* _Do this_: All lines featuring the string "clicking" are to be listed.

* _Records supplied_:
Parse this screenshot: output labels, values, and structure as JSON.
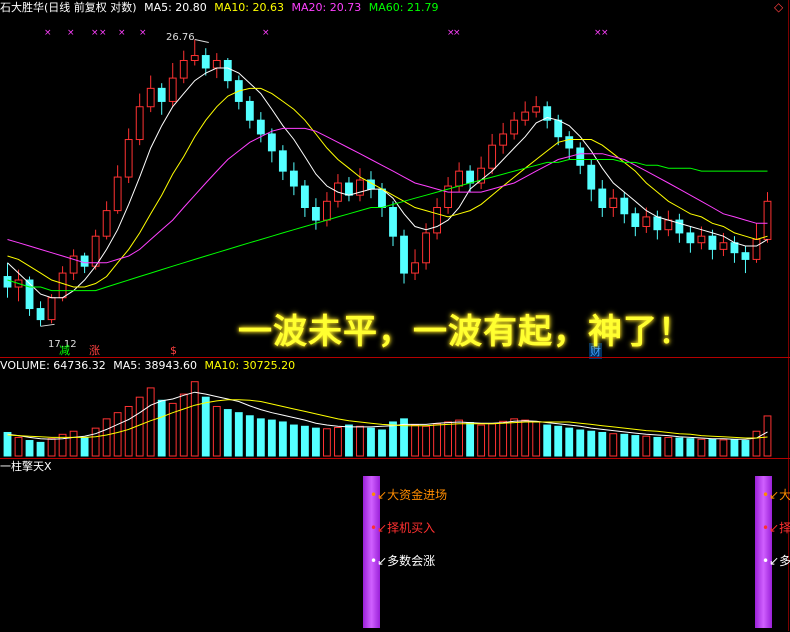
{
  "header": {
    "stock": "石大胜华(日线 前复权 对数)",
    "ma": [
      {
        "label": "MA5: 20.80",
        "color": "#ffffff"
      },
      {
        "label": "MA10: 20.63",
        "color": "#ffff00"
      },
      {
        "label": "MA20: 20.73",
        "color": "#ff40ff"
      },
      {
        "label": "MA60: 21.79",
        "color": "#00ff00"
      }
    ],
    "corner_icon": "◇"
  },
  "annotations": {
    "high_label": "26.76",
    "low_label": "17.12",
    "banner": "一波未平，一波有起，神了！",
    "tags": [
      {
        "text": "减",
        "color": "#00ff00"
      },
      {
        "text": "涨",
        "color": "#ff4040"
      },
      {
        "text": "$",
        "color": "#ff4040"
      },
      {
        "text": "财",
        "color": "#40a0ff"
      }
    ]
  },
  "volume_header": [
    {
      "label": "VOLUME: 64736.32",
      "color": "#ffffff"
    },
    {
      "label": "MA5: 38943.60",
      "color": "#ffffff"
    },
    {
      "label": "MA10: 30725.20",
      "color": "#ffff00"
    }
  ],
  "indicator": {
    "title": "一柱擎天X",
    "signals": [
      {
        "text": "大资金进场",
        "color": "#ff8c00"
      },
      {
        "text": "择机买入",
        "color": "#ff3030"
      },
      {
        "text": "多数会涨",
        "color": "#ffffff"
      }
    ],
    "partial_signals": [
      "大",
      "择",
      "多"
    ]
  },
  "chart_data": {
    "type": "candlestick",
    "price_range": [
      16.5,
      27.5
    ],
    "high": 26.76,
    "low": 17.12,
    "candles": [
      [
        18.5,
        18.2,
        18.9,
        17.9
      ],
      [
        18.2,
        18.4,
        18.7,
        17.8
      ],
      [
        18.4,
        17.6,
        18.5,
        17.4
      ],
      [
        17.6,
        17.3,
        17.8,
        17.12
      ],
      [
        17.3,
        17.9,
        18.0,
        17.2
      ],
      [
        17.9,
        18.6,
        18.8,
        17.8
      ],
      [
        18.6,
        19.1,
        19.3,
        18.4
      ],
      [
        19.1,
        18.8,
        19.2,
        18.6
      ],
      [
        18.8,
        19.7,
        19.9,
        18.7
      ],
      [
        19.7,
        20.5,
        20.8,
        19.6
      ],
      [
        20.5,
        21.6,
        22.0,
        20.4
      ],
      [
        21.6,
        22.9,
        23.3,
        21.4
      ],
      [
        22.9,
        24.1,
        24.6,
        22.7
      ],
      [
        24.1,
        24.8,
        25.3,
        23.9
      ],
      [
        24.8,
        24.3,
        25.0,
        23.8
      ],
      [
        24.3,
        25.2,
        25.8,
        24.1
      ],
      [
        25.2,
        25.9,
        26.3,
        25.0
      ],
      [
        25.9,
        26.1,
        26.76,
        25.7
      ],
      [
        26.1,
        25.6,
        26.4,
        25.3
      ],
      [
        25.6,
        25.9,
        26.2,
        25.2
      ],
      [
        25.9,
        25.1,
        26.0,
        24.8
      ],
      [
        25.1,
        24.3,
        25.3,
        24.0
      ],
      [
        24.3,
        23.6,
        24.5,
        23.3
      ],
      [
        23.6,
        23.1,
        23.9,
        22.8
      ],
      [
        23.1,
        22.5,
        23.3,
        22.1
      ],
      [
        22.5,
        21.8,
        22.7,
        21.5
      ],
      [
        21.8,
        21.3,
        22.1,
        21.0
      ],
      [
        21.3,
        20.6,
        21.5,
        20.3
      ],
      [
        20.6,
        20.2,
        20.9,
        19.9
      ],
      [
        20.2,
        20.8,
        21.1,
        20.0
      ],
      [
        20.8,
        21.4,
        21.7,
        20.6
      ],
      [
        21.4,
        21.0,
        21.6,
        20.8
      ],
      [
        21.0,
        21.5,
        21.9,
        20.8
      ],
      [
        21.5,
        21.2,
        21.8,
        20.9
      ],
      [
        21.2,
        20.6,
        21.4,
        20.3
      ],
      [
        20.6,
        19.7,
        20.8,
        19.4
      ],
      [
        19.7,
        18.6,
        19.9,
        18.3
      ],
      [
        18.6,
        18.9,
        19.3,
        18.4
      ],
      [
        18.9,
        19.8,
        20.1,
        18.7
      ],
      [
        19.8,
        20.6,
        20.9,
        19.6
      ],
      [
        20.6,
        21.3,
        21.6,
        20.4
      ],
      [
        21.3,
        21.8,
        22.1,
        21.1
      ],
      [
        21.8,
        21.4,
        22.0,
        21.1
      ],
      [
        21.4,
        21.9,
        22.3,
        21.2
      ],
      [
        21.9,
        22.7,
        23.1,
        21.7
      ],
      [
        22.7,
        23.1,
        23.5,
        22.4
      ],
      [
        23.1,
        23.6,
        23.9,
        22.9
      ],
      [
        23.6,
        23.9,
        24.3,
        23.4
      ],
      [
        23.9,
        24.1,
        24.5,
        23.7
      ],
      [
        24.1,
        23.6,
        24.3,
        23.3
      ],
      [
        23.6,
        23.0,
        23.8,
        22.7
      ],
      [
        23.0,
        22.6,
        23.2,
        22.2
      ],
      [
        22.6,
        22.0,
        22.8,
        21.7
      ],
      [
        22.0,
        21.2,
        22.2,
        20.8
      ],
      [
        21.2,
        20.6,
        21.5,
        20.3
      ],
      [
        20.6,
        20.9,
        21.2,
        20.3
      ],
      [
        20.9,
        20.4,
        21.1,
        20.1
      ],
      [
        20.4,
        20.0,
        20.6,
        19.7
      ],
      [
        20.0,
        20.3,
        20.6,
        19.8
      ],
      [
        20.3,
        19.9,
        20.5,
        19.6
      ],
      [
        19.9,
        20.2,
        20.5,
        19.7
      ],
      [
        20.2,
        19.8,
        20.4,
        19.5
      ],
      [
        19.8,
        19.5,
        20.0,
        19.2
      ],
      [
        19.5,
        19.7,
        20.0,
        19.3
      ],
      [
        19.7,
        19.3,
        19.9,
        19.0
      ],
      [
        19.3,
        19.5,
        19.8,
        19.1
      ],
      [
        19.5,
        19.2,
        19.7,
        18.9
      ],
      [
        19.2,
        19.0,
        19.4,
        18.6
      ],
      [
        19.0,
        19.6,
        20.1,
        18.9
      ],
      [
        19.6,
        20.8,
        21.1,
        19.5
      ]
    ],
    "ma_series": [
      {
        "name": "MA5",
        "color": "#ffffff",
        "values": [
          18.9,
          18.6,
          18.3,
          18.0,
          17.9,
          17.9,
          18.1,
          18.4,
          18.8,
          19.3,
          19.9,
          20.7,
          21.6,
          22.6,
          23.4,
          24.1,
          24.6,
          25.1,
          25.4,
          25.6,
          25.6,
          25.4,
          25.0,
          24.6,
          24.0,
          23.4,
          22.9,
          22.3,
          21.7,
          21.3,
          21.1,
          21.0,
          21.1,
          21.2,
          21.2,
          20.9,
          20.4,
          20.0,
          19.9,
          20.0,
          20.2,
          20.6,
          21.2,
          21.5,
          21.8,
          22.2,
          22.6,
          23.0,
          23.5,
          23.7,
          23.6,
          23.4,
          23.0,
          22.5,
          21.9,
          21.4,
          21.1,
          20.8,
          20.5,
          20.3,
          20.2,
          20.1,
          20.0,
          19.9,
          19.8,
          19.7,
          19.5,
          19.4,
          19.4,
          19.6
        ]
      },
      {
        "name": "MA10",
        "color": "#ffff00",
        "values": [
          19.1,
          19.0,
          18.8,
          18.6,
          18.4,
          18.3,
          18.2,
          18.2,
          18.3,
          18.5,
          18.9,
          19.3,
          19.8,
          20.4,
          21.0,
          21.7,
          22.3,
          23.0,
          23.6,
          24.1,
          24.5,
          24.7,
          24.8,
          24.8,
          24.6,
          24.3,
          24.0,
          23.6,
          23.1,
          22.6,
          22.2,
          21.9,
          21.6,
          21.4,
          21.2,
          21.0,
          20.8,
          20.6,
          20.5,
          20.4,
          20.3,
          20.4,
          20.5,
          20.7,
          21.0,
          21.3,
          21.6,
          21.9,
          22.2,
          22.5,
          22.8,
          22.9,
          22.9,
          22.9,
          22.7,
          22.4,
          22.1,
          21.8,
          21.4,
          21.1,
          20.8,
          20.6,
          20.4,
          20.3,
          20.1,
          20.0,
          19.8,
          19.7,
          19.6,
          19.7
        ]
      },
      {
        "name": "MA20",
        "color": "#ff40ff",
        "values": [
          19.6,
          19.5,
          19.4,
          19.3,
          19.2,
          19.1,
          19.0,
          18.9,
          18.9,
          18.9,
          19.0,
          19.1,
          19.3,
          19.6,
          19.9,
          20.2,
          20.6,
          21.0,
          21.4,
          21.8,
          22.2,
          22.5,
          22.8,
          23.0,
          23.2,
          23.3,
          23.3,
          23.3,
          23.2,
          23.0,
          22.8,
          22.6,
          22.4,
          22.2,
          22.0,
          21.8,
          21.6,
          21.4,
          21.3,
          21.2,
          21.1,
          21.1,
          21.1,
          21.1,
          21.2,
          21.3,
          21.4,
          21.6,
          21.8,
          22.0,
          22.2,
          22.3,
          22.4,
          22.4,
          22.4,
          22.3,
          22.2,
          22.0,
          21.8,
          21.6,
          21.4,
          21.2,
          21.0,
          20.8,
          20.6,
          20.4,
          20.3,
          20.2,
          20.1,
          20.1
        ]
      },
      {
        "name": "MA60",
        "color": "#00ff00",
        "values": [
          18.4,
          18.3,
          18.2,
          18.2,
          18.1,
          18.1,
          18.1,
          18.1,
          18.1,
          18.2,
          18.3,
          18.4,
          18.5,
          18.6,
          18.7,
          18.8,
          18.9,
          19.0,
          19.1,
          19.2,
          19.3,
          19.4,
          19.5,
          19.6,
          19.7,
          19.8,
          19.9,
          20.0,
          20.1,
          20.2,
          20.3,
          20.4,
          20.5,
          20.6,
          20.6,
          20.7,
          20.8,
          20.9,
          21.0,
          21.1,
          21.2,
          21.3,
          21.4,
          21.5,
          21.6,
          21.7,
          21.8,
          21.9,
          22.0,
          22.1,
          22.1,
          22.2,
          22.2,
          22.2,
          22.2,
          22.2,
          22.1,
          22.1,
          22.0,
          22.0,
          21.9,
          21.9,
          21.9,
          21.8,
          21.8,
          21.8,
          21.8,
          21.8,
          21.8,
          21.8
        ]
      }
    ],
    "volume": [
      38,
      30,
      25,
      22,
      28,
      35,
      40,
      30,
      45,
      60,
      70,
      80,
      95,
      110,
      90,
      85,
      100,
      120,
      95,
      80,
      75,
      70,
      65,
      60,
      58,
      55,
      50,
      48,
      45,
      44,
      46,
      50,
      48,
      45,
      42,
      55,
      60,
      50,
      48,
      52,
      55,
      58,
      54,
      50,
      52,
      56,
      60,
      58,
      55,
      50,
      48,
      45,
      42,
      40,
      38,
      36,
      35,
      33,
      32,
      30,
      30,
      29,
      28,
      27,
      27,
      26,
      26,
      25,
      40,
      64.7
    ],
    "volume_ma5": [
      35,
      33,
      30,
      28,
      27,
      28,
      30,
      32,
      36,
      43,
      51,
      59,
      70,
      82,
      89,
      92,
      98,
      103,
      100,
      96,
      92,
      88,
      81,
      75,
      70,
      66,
      62,
      58,
      53,
      50,
      48,
      47,
      47,
      47,
      48,
      49,
      51,
      51,
      51,
      53,
      54,
      55,
      54,
      53,
      53,
      54,
      56,
      57,
      56,
      54,
      52,
      50,
      48,
      45,
      43,
      41,
      39,
      37,
      35,
      34,
      33,
      31,
      30,
      29,
      28,
      28,
      27,
      27,
      29,
      38.9
    ],
    "volume_ma10": [
      34,
      33,
      32,
      31,
      30,
      30,
      30,
      30,
      31,
      34,
      38,
      43,
      50,
      57,
      63,
      70,
      76,
      82,
      86,
      89,
      91,
      91,
      90,
      88,
      84,
      80,
      76,
      72,
      68,
      64,
      60,
      57,
      55,
      53,
      51,
      50,
      49,
      49,
      49,
      50,
      51,
      52,
      52,
      52,
      52,
      53,
      54,
      55,
      55,
      55,
      55,
      55,
      53,
      51,
      49,
      47,
      45,
      43,
      41,
      40,
      38,
      36,
      35,
      33,
      32,
      31,
      30,
      29,
      29,
      30.7
    ]
  }
}
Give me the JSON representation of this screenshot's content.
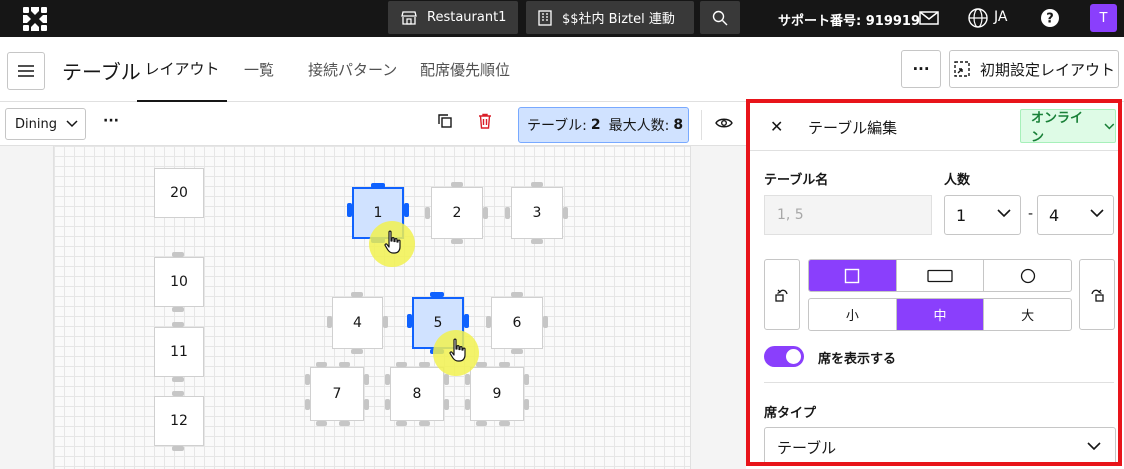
{
  "topbar": {
    "restaurant_label": "Restaurant1",
    "integration_label": "$$社内 Biztel 連動",
    "support_text": "サポート番号: 919919",
    "language": "JA",
    "avatar_initial": "T"
  },
  "header": {
    "page_title": "テーブル",
    "tabs": [
      {
        "label": "レイアウト",
        "active": true
      },
      {
        "label": "一覧",
        "active": false
      },
      {
        "label": "接続パターン",
        "active": false
      },
      {
        "label": "配席優先順位",
        "active": false
      }
    ],
    "more_label": "···",
    "reset_layout_label": "初期設定レイアウト"
  },
  "toolbar": {
    "area_select": "Dining",
    "more_label": "···",
    "tables_label": "テーブル:",
    "tables_count": "2",
    "max_label": "最大人数:",
    "max_count": "8"
  },
  "floor": {
    "tables": [
      "20",
      "1",
      "2",
      "3",
      "10",
      "4",
      "5",
      "6",
      "11",
      "7",
      "8",
      "9",
      "12"
    ]
  },
  "panel": {
    "title": "テーブル編集",
    "status": "オンライン",
    "name_label": "テーブル名",
    "name_placeholder": "1, 5",
    "capacity_label": "人数",
    "capacity_min": "1",
    "capacity_sep": "-",
    "capacity_max": "4",
    "sizes": [
      {
        "label": "小",
        "selected": false
      },
      {
        "label": "中",
        "selected": true
      },
      {
        "label": "大",
        "selected": false
      }
    ],
    "show_seats_label": "席を表示する",
    "seat_type_label": "席タイプ",
    "seat_type_value": "テーブル"
  },
  "colors": {
    "accent": "#8a3ffc",
    "selected_table": "#d0e2ff",
    "selected_border": "#0f62fe",
    "highlight_frame": "#e8141a",
    "online": "#198038"
  }
}
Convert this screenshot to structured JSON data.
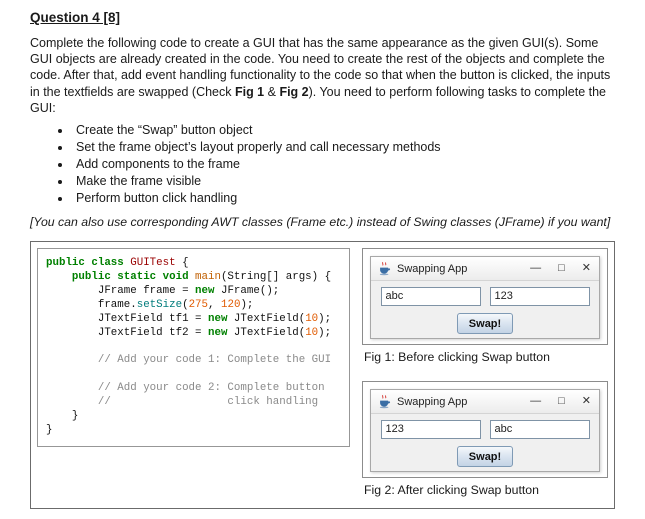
{
  "doc": {
    "title": "Question 4 [8]",
    "intro": [
      {
        "t": "Complete the following code to create a GUI that has the same appearance as the given GUI(s). Some GUI objects are already created in the code. You need to create the rest of the objects and complete the code. After that, add event handling functionality to the code so that when the button is clicked, the inputs in the textfields are swapped (Check ",
        "b": false
      },
      {
        "t": "Fig 1",
        "b": true
      },
      {
        "t": " & ",
        "b": false
      },
      {
        "t": "Fig 2",
        "b": true
      },
      {
        "t": "). You need to perform following tasks to complete the GUI:",
        "b": false
      }
    ],
    "bullets": [
      "Create the “Swap” button object",
      "Set the frame object’s layout properly and call necessary methods",
      "Add components to the frame",
      "Make the frame visible",
      "Perform button click handling"
    ],
    "note": "[You can also use corresponding AWT classes (Frame etc.) instead of Swing classes (JFrame) if you want]"
  },
  "code": {
    "lines": [
      [
        {
          "t": "public class ",
          "c": "kw"
        },
        {
          "t": "GUITest",
          "c": "cls"
        },
        {
          "t": " {",
          "c": "pl"
        }
      ],
      [
        {
          "t": "    ",
          "c": "pl"
        },
        {
          "t": "public static void ",
          "c": "kw"
        },
        {
          "t": "main",
          "c": "fn"
        },
        {
          "t": "(String[] args) {",
          "c": "pl"
        }
      ],
      [
        {
          "t": "        JFrame frame = ",
          "c": "pl"
        },
        {
          "t": "new",
          "c": "kw"
        },
        {
          "t": " JFrame();",
          "c": "pl"
        }
      ],
      [
        {
          "t": "        frame.",
          "c": "pl"
        },
        {
          "t": "setSize",
          "c": "meth"
        },
        {
          "t": "(",
          "c": "pl"
        },
        {
          "t": "275",
          "c": "num"
        },
        {
          "t": ", ",
          "c": "pl"
        },
        {
          "t": "120",
          "c": "num"
        },
        {
          "t": ");",
          "c": "pl"
        }
      ],
      [
        {
          "t": "        JTextField tf1 = ",
          "c": "pl"
        },
        {
          "t": "new",
          "c": "kw"
        },
        {
          "t": " JTextField(",
          "c": "pl"
        },
        {
          "t": "10",
          "c": "num"
        },
        {
          "t": ");",
          "c": "pl"
        }
      ],
      [
        {
          "t": "        JTextField tf2 = ",
          "c": "pl"
        },
        {
          "t": "new",
          "c": "kw"
        },
        {
          "t": " JTextField(",
          "c": "pl"
        },
        {
          "t": "10",
          "c": "num"
        },
        {
          "t": ");",
          "c": "pl"
        }
      ],
      [],
      [
        {
          "t": "        // Add your code 1: Complete the GUI",
          "c": "cm"
        }
      ],
      [],
      [
        {
          "t": "        // Add your code 2: Complete button",
          "c": "cm"
        }
      ],
      [
        {
          "t": "        //                  click handling",
          "c": "cm"
        }
      ],
      [
        {
          "t": "    }",
          "c": "pl"
        }
      ],
      [
        {
          "t": "}",
          "c": "pl"
        }
      ]
    ]
  },
  "figs": [
    {
      "window_title": "Swapping App",
      "controls": {
        "minimize": "—",
        "maximize": "□",
        "close": "✕"
      },
      "tf_left": "abc",
      "tf_right": "123",
      "button": "Swap!",
      "caption": "Fig 1: Before clicking Swap button"
    },
    {
      "window_title": "Swapping App",
      "controls": {
        "minimize": "—",
        "maximize": "□",
        "close": "✕"
      },
      "tf_left": "123",
      "tf_right": "abc",
      "button": "Swap!",
      "caption": "Fig 2: After clicking Swap button"
    }
  ]
}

* _Task answer_:
      "caption": "Fig 1: Before clicking Swap button"
      "caption": "Fig 2: After clicking Swap button"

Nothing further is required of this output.